That’s where the antidepressants come in. Fluoxetine, the active ingredient in Prozac, has the side effect of delaying or preventing orgasms in many human patients. To test its effects in a mammal that still relies on sex for ovulation, the researchers administered the drug to 12 female rabbits for two weeks, then mated all of them to a single male (a little stud named Frank). A day later, the team opened the rabbits up to count how many eggs had egressed from their ovaries. The drugged rabbits released about 30 percent fewer eggs than a group of untreated females that had also coupled with Frank.
Pavličev’s team next needed to confirm that fluoxetine was exerting its fertility-compromising effects via the brain—the theoretical intermediary in the sex-induced ovulation pathway—rather than acting on the ovaries directly. So they dosed a new group of rabbits with a hormone that triggers the ovaries to release eggs without involving the central nervous system on the last day of their fluoxetine regimen. This time, the antidepressants had little effect on ovulation.

:: PROVIDED INFORMATION ::
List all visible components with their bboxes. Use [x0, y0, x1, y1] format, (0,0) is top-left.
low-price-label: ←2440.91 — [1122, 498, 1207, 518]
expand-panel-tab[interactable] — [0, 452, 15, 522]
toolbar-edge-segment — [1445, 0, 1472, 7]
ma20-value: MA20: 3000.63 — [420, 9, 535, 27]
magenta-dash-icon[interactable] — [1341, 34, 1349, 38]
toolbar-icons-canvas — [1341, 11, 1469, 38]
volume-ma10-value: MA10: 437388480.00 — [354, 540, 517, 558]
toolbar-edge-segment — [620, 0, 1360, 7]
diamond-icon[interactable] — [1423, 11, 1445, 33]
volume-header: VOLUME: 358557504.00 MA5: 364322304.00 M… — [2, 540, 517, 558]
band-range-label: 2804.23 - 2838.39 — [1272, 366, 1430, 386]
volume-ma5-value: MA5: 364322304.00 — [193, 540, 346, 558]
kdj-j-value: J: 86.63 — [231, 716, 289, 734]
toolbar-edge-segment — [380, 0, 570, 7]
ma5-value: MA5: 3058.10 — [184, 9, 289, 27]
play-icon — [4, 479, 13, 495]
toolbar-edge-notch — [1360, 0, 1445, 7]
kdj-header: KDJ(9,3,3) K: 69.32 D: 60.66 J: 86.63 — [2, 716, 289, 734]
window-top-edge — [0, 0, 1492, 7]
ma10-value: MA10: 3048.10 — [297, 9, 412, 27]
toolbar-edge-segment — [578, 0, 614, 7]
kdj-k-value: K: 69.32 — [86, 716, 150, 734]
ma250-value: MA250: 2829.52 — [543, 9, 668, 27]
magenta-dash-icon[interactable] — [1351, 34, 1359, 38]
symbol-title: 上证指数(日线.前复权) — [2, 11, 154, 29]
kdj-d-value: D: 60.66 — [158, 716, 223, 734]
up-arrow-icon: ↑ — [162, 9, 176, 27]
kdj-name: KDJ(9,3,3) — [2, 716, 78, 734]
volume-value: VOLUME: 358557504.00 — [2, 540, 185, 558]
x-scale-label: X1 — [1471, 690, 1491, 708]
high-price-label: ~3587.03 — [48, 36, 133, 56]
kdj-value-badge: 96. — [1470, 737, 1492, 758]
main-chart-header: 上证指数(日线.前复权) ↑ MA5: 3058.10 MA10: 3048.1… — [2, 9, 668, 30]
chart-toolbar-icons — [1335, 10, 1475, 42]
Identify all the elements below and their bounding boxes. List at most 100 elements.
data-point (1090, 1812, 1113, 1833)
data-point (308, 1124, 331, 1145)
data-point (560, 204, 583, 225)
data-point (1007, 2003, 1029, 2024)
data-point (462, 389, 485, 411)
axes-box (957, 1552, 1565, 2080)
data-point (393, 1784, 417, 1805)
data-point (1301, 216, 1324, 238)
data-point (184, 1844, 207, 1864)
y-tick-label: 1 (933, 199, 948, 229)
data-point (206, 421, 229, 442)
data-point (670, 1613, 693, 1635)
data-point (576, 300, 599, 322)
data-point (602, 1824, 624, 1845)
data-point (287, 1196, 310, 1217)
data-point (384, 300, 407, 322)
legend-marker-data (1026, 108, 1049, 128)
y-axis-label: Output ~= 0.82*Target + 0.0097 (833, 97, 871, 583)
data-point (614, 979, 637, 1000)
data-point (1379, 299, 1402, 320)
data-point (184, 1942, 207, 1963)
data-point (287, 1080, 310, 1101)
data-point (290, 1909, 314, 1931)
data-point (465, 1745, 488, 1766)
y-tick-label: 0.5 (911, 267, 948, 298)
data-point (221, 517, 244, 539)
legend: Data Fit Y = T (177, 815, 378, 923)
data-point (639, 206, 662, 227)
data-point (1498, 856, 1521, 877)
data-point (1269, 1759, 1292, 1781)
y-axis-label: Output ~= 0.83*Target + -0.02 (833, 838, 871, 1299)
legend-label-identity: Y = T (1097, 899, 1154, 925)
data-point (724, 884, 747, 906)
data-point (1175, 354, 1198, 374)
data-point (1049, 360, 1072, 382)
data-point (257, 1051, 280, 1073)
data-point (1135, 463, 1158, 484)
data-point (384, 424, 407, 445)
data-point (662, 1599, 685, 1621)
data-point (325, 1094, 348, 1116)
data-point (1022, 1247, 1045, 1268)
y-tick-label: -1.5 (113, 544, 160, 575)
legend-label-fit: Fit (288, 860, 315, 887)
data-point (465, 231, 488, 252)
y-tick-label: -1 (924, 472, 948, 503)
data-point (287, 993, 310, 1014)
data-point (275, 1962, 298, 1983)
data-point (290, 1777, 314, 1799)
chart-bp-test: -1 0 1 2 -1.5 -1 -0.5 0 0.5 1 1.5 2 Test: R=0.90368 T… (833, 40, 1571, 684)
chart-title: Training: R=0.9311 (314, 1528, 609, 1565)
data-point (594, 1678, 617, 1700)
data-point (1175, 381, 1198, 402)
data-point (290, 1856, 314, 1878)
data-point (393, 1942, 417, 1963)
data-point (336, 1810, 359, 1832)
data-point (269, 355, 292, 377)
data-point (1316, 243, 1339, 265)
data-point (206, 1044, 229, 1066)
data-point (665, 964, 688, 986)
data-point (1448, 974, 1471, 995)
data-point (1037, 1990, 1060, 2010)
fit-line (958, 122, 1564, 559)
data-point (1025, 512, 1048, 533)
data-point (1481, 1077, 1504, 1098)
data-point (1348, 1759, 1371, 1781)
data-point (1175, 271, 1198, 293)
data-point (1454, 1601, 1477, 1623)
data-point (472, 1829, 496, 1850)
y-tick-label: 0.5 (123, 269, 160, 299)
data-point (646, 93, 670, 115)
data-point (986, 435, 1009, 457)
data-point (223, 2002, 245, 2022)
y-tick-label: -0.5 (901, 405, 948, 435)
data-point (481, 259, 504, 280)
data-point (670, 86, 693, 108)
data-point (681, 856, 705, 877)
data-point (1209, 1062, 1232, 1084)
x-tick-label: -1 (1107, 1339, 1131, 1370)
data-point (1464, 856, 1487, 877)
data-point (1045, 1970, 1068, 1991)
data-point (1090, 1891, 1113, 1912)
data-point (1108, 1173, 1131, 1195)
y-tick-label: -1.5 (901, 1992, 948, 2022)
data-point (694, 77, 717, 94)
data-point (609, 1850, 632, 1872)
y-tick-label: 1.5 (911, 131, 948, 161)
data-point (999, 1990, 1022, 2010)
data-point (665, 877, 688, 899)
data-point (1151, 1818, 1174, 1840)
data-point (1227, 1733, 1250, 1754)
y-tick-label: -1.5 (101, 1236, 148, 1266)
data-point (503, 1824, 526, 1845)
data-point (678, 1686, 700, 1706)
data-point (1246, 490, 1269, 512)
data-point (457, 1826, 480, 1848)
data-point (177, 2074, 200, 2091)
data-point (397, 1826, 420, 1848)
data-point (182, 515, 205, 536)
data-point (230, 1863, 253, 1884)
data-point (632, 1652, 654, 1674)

:: EXERCISE INSTRUCTIONS ::
(1) In the fluoxetine passage, take the part that opens with the words containing "That’s where the" and closes with "coupled with Frank.", and write it out again with "Frank" replaced by "Max".
(2) According to the fluoxetine passage, how many fewer eggs did the drugged rabbits release than the untreated females?
(3) List every part of the body that the fluoxetine passage names.
You can do the tasks from the text alone; the rows aren't needed.

:: OUTPUTS IN ORDER ::
(1)
That’s where the antidepressants come in. Fluoxetine, the active ingredient in Prozac, has the side effect of delaying or preventing orgasms in many human patients. To test its effects in a mammal that still relies on sex for ovulation, the researchers administered the drug to 12 female rabbits for two weeks, then mated all of them to a single male (a little stud named Max). A day later, the team opened the rabbits up to count how many eggs had egressed from their ovaries. The drugged rabbits released about 30 percent fewer eggs than a group of untreated females that had also coupled with Max.

(2) About 30 percent fewer.

(3) Ovaries, brain, central nervous system